Start
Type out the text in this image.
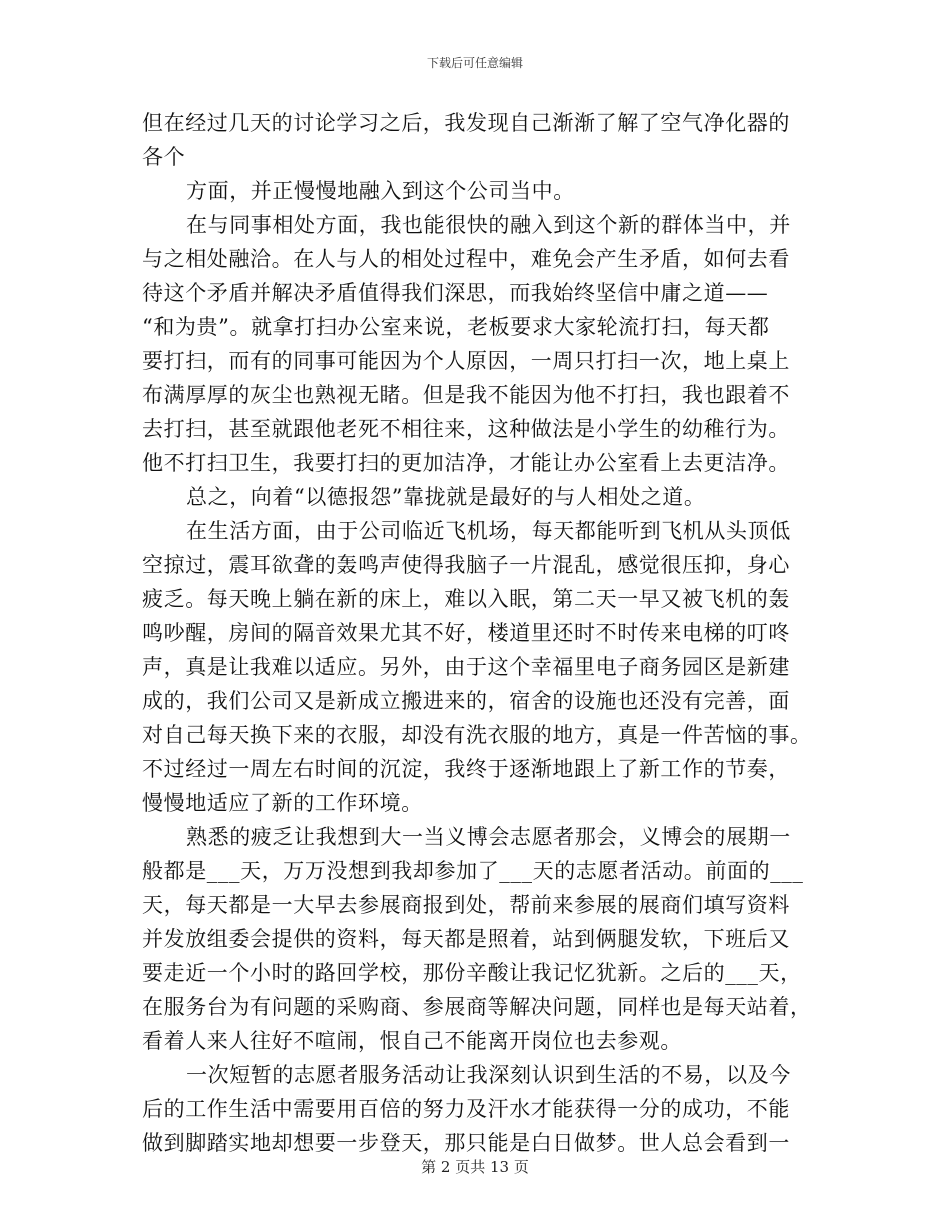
下载后可任意编辑
但在经过几天的讨论学习之后，我发现自己渐渐了解了空气净化器的
各个
方面，并正慢慢地融入到这个公司当中。
在与同事相处方面，我也能很快的融入到这个新的群体当中，并
与之相处融洽。在人与人的相处过程中，难免会产生矛盾，如何去看
待这个矛盾并解决矛盾值得我们深思，而我始终坚信中庸之道——
“和为贵”。就拿打扫办公室来说，老板要求大家轮流打扫，每天都
要打扫，而有的同事可能因为个人原因，一周只打扫一次，地上桌上
布满厚厚的灰尘也熟视无睹。但是我不能因为他不打扫，我也跟着不
去打扫，甚至就跟他老死不相往来，这种做法是小学生的幼稚行为。
他不打扫卫生，我要打扫的更加洁净，才能让办公室看上去更洁净。
总之，向着“以德报怨”靠拢就是最好的与人相处之道。
在生活方面，由于公司临近飞机场，每天都能听到飞机从头顶低
空掠过，震耳欲聋的轰鸣声使得我脑子一片混乱，感觉很压抑，身心
疲乏。每天晚上躺在新的床上，难以入眠，第二天一早又被飞机的轰
鸣吵醒，房间的隔音效果尤其不好，楼道里还时不时传来电梯的叮咚
声，真是让我难以适应。另外，由于这个幸福里电子商务园区是新建
成的，我们公司又是新成立搬进来的，宿舍的设施也还没有完善，面
对自己每天换下来的衣服，却没有洗衣服的地方，真是一件苦恼的事。
不过经过一周左右时间的沉淀，我终于逐渐地跟上了新工作的节奏，
慢慢地适应了新的工作环境。
熟悉的疲乏让我想到大一当义博会志愿者那会，义博会的展期一
般都是___天，万万没想到我却参加了___天的志愿者活动。前面的___
天，每天都是一大早去参展商报到处，帮前来参展的展商们填写资料
并发放组委会提供的资料，每天都是照着，站到俩腿发软，下班后又
要走近一个小时的路回学校，那份辛酸让我记忆犹新。之后的___天，
在服务台为有问题的采购商、参展商等解决问题，同样也是每天站着，
看着人来人往好不喧闹，恨自己不能离开岗位也去参观。
一次短暂的志愿者服务活动让我深刻认识到生活的不易，以及今
后的工作生活中需要用百倍的努力及汗水才能获得一分的成功，不能
做到脚踏实地却想要一步登天，那只能是白日做梦。世人总会看到一
第 2 页共 13 页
End
Repeat each record exactly, with the pictures left out.

Type out the text in this image.
下载后可任意编辑
但在经过几天的讨论学习之后，我发现自己渐渐了解了空气净化器的
各个
方面，并正慢慢地融入到这个公司当中。
在与同事相处方面，我也能很快的融入到这个新的群体当中，并
与之相处融洽。在人与人的相处过程中，难免会产生矛盾，如何去看
待这个矛盾并解决矛盾值得我们深思，而我始终坚信中庸之道——
“和为贵”。就拿打扫办公室来说，老板要求大家轮流打扫，每天都
要打扫，而有的同事可能因为个人原因，一周只打扫一次，地上桌上
布满厚厚的灰尘也熟视无睹。但是我不能因为他不打扫，我也跟着不
去打扫，甚至就跟他老死不相往来，这种做法是小学生的幼稚行为。
他不打扫卫生，我要打扫的更加洁净，才能让办公室看上去更洁净。
总之，向着“以德报怨”靠拢就是最好的与人相处之道。
在生活方面，由于公司临近飞机场，每天都能听到飞机从头顶低
空掠过，震耳欲聋的轰鸣声使得我脑子一片混乱，感觉很压抑，身心
疲乏。每天晚上躺在新的床上，难以入眠，第二天一早又被飞机的轰
鸣吵醒，房间的隔音效果尤其不好，楼道里还时不时传来电梯的叮咚
声，真是让我难以适应。另外，由于这个幸福里电子商务园区是新建
成的，我们公司又是新成立搬进来的，宿舍的设施也还没有完善，面
对自己每天换下来的衣服，却没有洗衣服的地方，真是一件苦恼的事。
不过经过一周左右时间的沉淀，我终于逐渐地跟上了新工作的节奏，
慢慢地适应了新的工作环境。
熟悉的疲乏让我想到大一当义博会志愿者那会，义博会的展期一
般都是___天，万万没想到我却参加了___天的志愿者活动。前面的___
天，每天都是一大早去参展商报到处，帮前来参展的展商们填写资料
并发放组委会提供的资料，每天都是照着，站到俩腿发软，下班后又
要走近一个小时的路回学校，那份辛酸让我记忆犹新。之后的___天，
在服务台为有问题的采购商、参展商等解决问题，同样也是每天站着，
看着人来人往好不喧闹，恨自己不能离开岗位也去参观。
一次短暂的志愿者服务活动让我深刻认识到生活的不易，以及今
后的工作生活中需要用百倍的努力及汗水才能获得一分的成功，不能
做到脚踏实地却想要一步登天，那只能是白日做梦。世人总会看到一
第 2 页共 13 页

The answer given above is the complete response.